Write out the entire listing below exactly as it appears, minus any pictures.

Source data:
################

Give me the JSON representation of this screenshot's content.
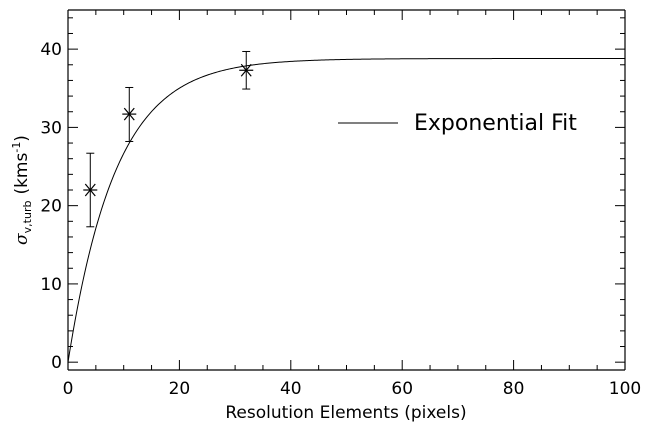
{
  "chart_data": {
    "type": "scatter",
    "xlabel": "Resolution Elements (pixels)",
    "ylabel_symbol": "σ",
    "ylabel_sub": "v,turb",
    "ylabel_units_pre": "(kms",
    "ylabel_units_exp": "-1",
    "ylabel_units_post": ")",
    "xlim": [
      0,
      100
    ],
    "ylim": [
      -1,
      45
    ],
    "x_ticks": [
      0,
      20,
      40,
      60,
      80,
      100
    ],
    "y_ticks": [
      0,
      10,
      20,
      30,
      40
    ],
    "grid": false,
    "legend_position": "right-middle",
    "series": [
      {
        "name": "Exponential Fit",
        "kind": "line",
        "model": {
          "asymptote": 38.8,
          "scale": 8.6
        }
      },
      {
        "kind": "points",
        "marker": "asterisk",
        "points": [
          {
            "x": 4,
            "y": 22.0,
            "err_low": 17.3,
            "err_high": 26.7
          },
          {
            "x": 11,
            "y": 31.7,
            "err_low": 28.2,
            "err_high": 35.1
          },
          {
            "x": 32,
            "y": 37.3,
            "err_low": 34.9,
            "err_high": 39.7
          }
        ]
      }
    ]
  }
}
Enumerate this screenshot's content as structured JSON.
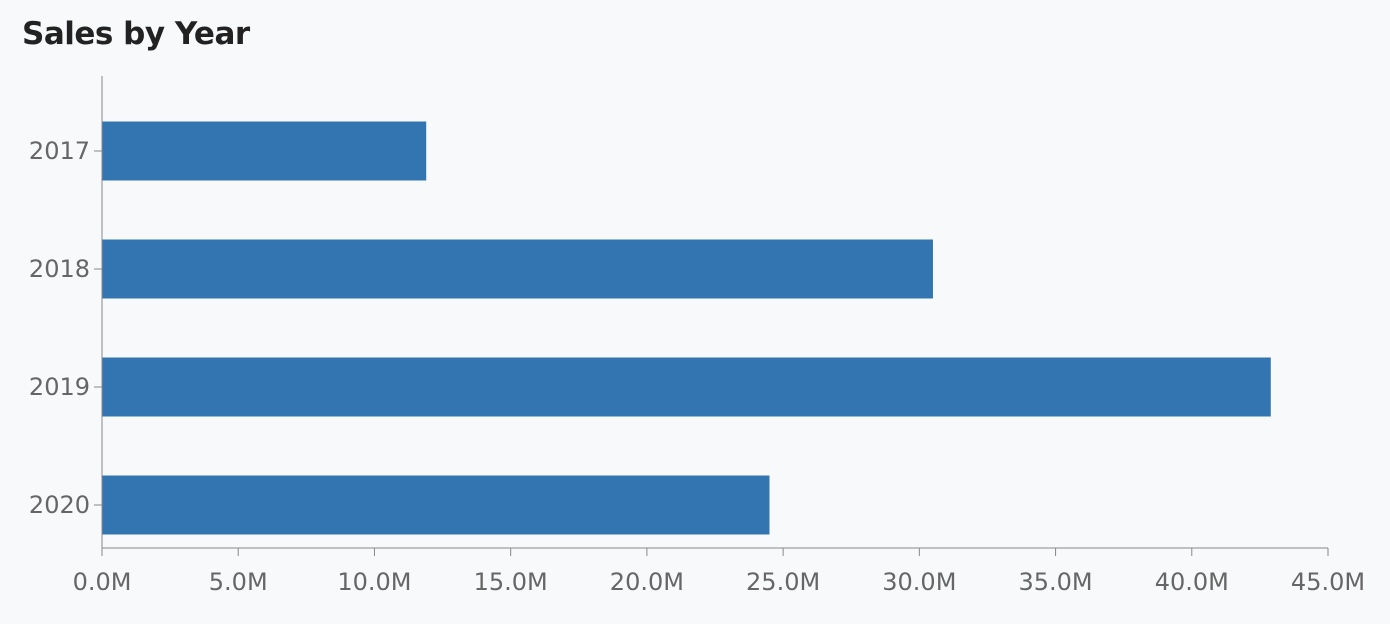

################

## FULL RESPONSE
Give me the JSON representation of this screenshot's content.
{
  "chart_data": {
    "type": "scatter",
    "xlabel": "Resolution Elements (pixels)",
    "ylabel_symbol": "σ",
    "ylabel_sub": "v,turb",
    "ylabel_units_pre": "(kms",
    "ylabel_units_exp": "-1",
    "ylabel_units_post": ")",
    "xlim": [
      0,
      100
    ],
    "ylim": [
      -1,
      45
    ],
    "x_ticks": [
      0,
      20,
      40,
      60,
      80,
      100
    ],
    "y_ticks": [
      0,
      10,
      20,
      30,
      40
    ],
    "grid": false,
    "legend_position": "right-middle",
    "series": [
      {
        "name": "Exponential Fit",
        "kind": "line",
        "model": {
          "asymptote": 38.8,
          "scale": 8.6
        }
      },
      {
        "kind": "points",
        "marker": "asterisk",
        "points": [
          {
            "x": 4,
            "y": 22.0,
            "err_low": 17.3,
            "err_high": 26.7
          },
          {
            "x": 11,
            "y": 31.7,
            "err_low": 28.2,
            "err_high": 35.1
          },
          {
            "x": 32,
            "y": 37.3,
            "err_low": 34.9,
            "err_high": 39.7
          }
        ]
      }
    ]
  }
}
Enumerate this screenshot's content as structured JSON.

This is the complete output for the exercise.